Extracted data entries
• • •

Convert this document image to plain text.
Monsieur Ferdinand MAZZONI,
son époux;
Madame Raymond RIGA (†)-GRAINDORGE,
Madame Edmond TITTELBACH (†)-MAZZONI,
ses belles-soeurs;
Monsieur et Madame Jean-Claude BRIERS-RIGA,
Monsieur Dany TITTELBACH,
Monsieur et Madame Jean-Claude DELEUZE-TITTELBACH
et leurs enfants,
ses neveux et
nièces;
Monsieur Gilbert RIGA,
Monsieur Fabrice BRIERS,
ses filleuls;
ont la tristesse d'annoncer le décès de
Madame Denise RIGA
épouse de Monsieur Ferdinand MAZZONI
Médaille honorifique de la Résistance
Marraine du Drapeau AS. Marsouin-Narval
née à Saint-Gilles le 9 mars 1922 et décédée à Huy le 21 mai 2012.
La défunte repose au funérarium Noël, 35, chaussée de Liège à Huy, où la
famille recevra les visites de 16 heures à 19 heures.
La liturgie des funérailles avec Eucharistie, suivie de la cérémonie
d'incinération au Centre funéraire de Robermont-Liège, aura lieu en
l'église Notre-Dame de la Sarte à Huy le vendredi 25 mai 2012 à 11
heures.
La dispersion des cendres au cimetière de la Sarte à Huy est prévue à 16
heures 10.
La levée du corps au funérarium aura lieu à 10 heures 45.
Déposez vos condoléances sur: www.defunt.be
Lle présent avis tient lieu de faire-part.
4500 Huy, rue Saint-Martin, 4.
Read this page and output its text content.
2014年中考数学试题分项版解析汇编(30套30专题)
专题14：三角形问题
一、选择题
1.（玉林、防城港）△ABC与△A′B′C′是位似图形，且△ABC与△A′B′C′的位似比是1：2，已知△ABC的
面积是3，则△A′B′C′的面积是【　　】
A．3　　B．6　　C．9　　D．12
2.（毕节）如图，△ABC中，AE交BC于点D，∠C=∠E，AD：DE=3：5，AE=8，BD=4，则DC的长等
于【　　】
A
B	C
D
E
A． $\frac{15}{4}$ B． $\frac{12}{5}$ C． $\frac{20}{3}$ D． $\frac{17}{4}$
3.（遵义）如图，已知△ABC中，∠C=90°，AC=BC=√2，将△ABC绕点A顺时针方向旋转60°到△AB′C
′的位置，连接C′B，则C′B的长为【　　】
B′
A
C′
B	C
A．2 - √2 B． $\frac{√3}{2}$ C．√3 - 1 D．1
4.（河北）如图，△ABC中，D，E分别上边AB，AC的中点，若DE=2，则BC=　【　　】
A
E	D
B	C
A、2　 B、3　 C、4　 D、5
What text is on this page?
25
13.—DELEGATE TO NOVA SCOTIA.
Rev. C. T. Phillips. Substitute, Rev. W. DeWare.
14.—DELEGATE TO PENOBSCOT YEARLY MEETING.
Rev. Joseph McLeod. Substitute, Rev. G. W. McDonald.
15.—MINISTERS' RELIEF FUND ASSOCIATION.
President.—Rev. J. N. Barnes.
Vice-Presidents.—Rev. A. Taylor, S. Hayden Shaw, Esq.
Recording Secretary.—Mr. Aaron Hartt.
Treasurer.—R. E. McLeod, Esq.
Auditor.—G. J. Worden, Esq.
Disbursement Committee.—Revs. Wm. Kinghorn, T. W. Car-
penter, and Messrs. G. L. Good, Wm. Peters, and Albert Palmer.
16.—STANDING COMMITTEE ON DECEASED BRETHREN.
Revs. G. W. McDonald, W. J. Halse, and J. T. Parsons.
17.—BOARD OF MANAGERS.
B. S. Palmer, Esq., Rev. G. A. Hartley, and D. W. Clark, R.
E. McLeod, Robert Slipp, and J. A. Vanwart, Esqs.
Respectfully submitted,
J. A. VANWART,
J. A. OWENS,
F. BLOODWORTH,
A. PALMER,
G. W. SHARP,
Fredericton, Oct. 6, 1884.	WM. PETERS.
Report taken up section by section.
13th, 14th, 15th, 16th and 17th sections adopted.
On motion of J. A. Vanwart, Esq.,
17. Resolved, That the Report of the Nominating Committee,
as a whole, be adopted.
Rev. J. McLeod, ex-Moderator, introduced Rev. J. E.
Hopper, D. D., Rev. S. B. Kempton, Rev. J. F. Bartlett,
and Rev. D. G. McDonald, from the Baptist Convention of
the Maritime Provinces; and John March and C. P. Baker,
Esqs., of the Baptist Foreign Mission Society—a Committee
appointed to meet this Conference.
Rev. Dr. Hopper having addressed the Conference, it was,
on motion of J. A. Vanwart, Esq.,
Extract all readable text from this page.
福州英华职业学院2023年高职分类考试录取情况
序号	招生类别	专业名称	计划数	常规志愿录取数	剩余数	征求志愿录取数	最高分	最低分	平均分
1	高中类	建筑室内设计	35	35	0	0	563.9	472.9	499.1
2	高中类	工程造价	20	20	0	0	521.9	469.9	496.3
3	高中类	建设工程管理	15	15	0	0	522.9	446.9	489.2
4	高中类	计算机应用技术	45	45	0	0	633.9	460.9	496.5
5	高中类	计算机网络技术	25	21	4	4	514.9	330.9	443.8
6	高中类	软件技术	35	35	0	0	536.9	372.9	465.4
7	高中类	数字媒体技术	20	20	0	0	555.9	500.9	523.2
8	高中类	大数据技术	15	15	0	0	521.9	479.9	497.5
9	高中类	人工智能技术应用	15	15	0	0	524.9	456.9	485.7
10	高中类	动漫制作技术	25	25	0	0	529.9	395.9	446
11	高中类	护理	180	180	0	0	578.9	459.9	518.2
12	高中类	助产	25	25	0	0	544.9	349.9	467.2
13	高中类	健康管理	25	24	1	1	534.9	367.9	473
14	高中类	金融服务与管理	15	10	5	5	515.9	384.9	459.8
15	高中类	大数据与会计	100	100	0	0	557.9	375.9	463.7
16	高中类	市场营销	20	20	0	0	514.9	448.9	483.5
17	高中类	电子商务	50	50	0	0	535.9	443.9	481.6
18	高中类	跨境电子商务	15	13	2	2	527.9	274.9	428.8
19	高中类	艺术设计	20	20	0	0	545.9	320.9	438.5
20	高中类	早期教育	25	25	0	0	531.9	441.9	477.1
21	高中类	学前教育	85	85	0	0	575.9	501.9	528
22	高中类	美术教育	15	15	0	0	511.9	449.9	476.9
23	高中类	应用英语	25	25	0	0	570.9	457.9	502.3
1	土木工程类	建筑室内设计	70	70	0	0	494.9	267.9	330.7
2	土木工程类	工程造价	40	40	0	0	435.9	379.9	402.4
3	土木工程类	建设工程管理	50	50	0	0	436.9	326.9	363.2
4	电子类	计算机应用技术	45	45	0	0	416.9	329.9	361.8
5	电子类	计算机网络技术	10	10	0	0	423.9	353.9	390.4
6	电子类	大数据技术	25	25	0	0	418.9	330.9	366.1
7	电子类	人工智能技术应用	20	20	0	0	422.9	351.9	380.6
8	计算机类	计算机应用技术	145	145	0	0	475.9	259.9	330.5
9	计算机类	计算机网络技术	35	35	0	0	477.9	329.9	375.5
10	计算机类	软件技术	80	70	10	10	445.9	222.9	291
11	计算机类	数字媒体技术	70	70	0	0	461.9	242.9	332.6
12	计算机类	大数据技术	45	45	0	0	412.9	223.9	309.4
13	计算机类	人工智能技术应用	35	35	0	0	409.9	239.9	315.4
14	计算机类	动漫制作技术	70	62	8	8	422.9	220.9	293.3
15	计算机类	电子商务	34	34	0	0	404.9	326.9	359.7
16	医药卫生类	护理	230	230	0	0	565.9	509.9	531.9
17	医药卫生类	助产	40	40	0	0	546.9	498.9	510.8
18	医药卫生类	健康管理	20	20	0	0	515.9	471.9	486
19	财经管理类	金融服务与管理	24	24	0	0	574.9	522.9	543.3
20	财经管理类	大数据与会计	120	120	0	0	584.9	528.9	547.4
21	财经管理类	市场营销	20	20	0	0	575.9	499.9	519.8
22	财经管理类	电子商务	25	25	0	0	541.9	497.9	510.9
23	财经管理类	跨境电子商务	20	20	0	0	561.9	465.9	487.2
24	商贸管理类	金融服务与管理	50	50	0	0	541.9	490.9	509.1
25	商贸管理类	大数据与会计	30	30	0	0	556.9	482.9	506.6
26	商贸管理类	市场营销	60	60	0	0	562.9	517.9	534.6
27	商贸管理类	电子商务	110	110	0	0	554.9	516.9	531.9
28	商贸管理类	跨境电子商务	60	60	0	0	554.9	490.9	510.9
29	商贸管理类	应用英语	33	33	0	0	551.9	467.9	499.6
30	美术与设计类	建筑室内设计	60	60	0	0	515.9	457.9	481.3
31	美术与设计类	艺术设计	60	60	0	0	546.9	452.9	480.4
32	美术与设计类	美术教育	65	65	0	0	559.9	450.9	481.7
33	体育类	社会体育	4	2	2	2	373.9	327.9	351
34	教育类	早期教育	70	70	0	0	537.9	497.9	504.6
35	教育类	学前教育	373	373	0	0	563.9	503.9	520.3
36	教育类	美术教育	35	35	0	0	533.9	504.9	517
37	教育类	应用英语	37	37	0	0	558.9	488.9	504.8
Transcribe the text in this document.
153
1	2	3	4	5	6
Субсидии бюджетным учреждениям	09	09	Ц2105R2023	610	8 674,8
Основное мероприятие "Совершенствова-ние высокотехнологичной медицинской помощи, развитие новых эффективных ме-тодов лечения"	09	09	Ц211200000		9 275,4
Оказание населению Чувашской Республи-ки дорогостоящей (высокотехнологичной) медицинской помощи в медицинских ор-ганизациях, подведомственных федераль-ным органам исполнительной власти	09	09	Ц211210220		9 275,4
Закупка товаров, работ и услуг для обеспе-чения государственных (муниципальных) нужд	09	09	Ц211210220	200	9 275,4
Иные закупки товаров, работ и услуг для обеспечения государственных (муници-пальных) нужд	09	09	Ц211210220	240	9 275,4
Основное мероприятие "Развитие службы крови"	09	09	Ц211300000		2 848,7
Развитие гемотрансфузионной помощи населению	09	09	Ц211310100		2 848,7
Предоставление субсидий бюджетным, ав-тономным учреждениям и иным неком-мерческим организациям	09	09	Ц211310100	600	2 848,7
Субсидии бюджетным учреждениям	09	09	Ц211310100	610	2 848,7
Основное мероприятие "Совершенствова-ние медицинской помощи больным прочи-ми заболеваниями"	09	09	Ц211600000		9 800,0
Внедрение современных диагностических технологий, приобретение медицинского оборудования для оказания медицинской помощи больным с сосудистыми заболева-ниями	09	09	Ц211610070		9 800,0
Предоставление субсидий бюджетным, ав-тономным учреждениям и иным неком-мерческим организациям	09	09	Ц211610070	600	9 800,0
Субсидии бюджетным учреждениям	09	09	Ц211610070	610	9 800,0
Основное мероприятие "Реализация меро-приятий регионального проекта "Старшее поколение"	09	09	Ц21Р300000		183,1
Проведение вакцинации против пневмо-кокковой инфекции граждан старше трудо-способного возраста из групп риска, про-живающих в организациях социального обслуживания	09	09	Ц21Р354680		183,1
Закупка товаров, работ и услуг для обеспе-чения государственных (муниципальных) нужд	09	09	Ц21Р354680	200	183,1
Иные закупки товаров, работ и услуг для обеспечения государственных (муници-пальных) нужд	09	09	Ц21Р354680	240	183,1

• • •

» WORK REQUIRED
Copy out every line where the word "субсидий" occurs.

» WRITTEN RESPONSE
Предоставление субсидий бюджетным, ав-тономным учреждениям и иным неком-мерческим организациям	09	09	Ц211310100	600	2 848,7
Предоставление субсидий бюджетным, ав-тономным учреждениям и иным неком-мерческим организациям	09	09	Ц211610070	600	9 800,0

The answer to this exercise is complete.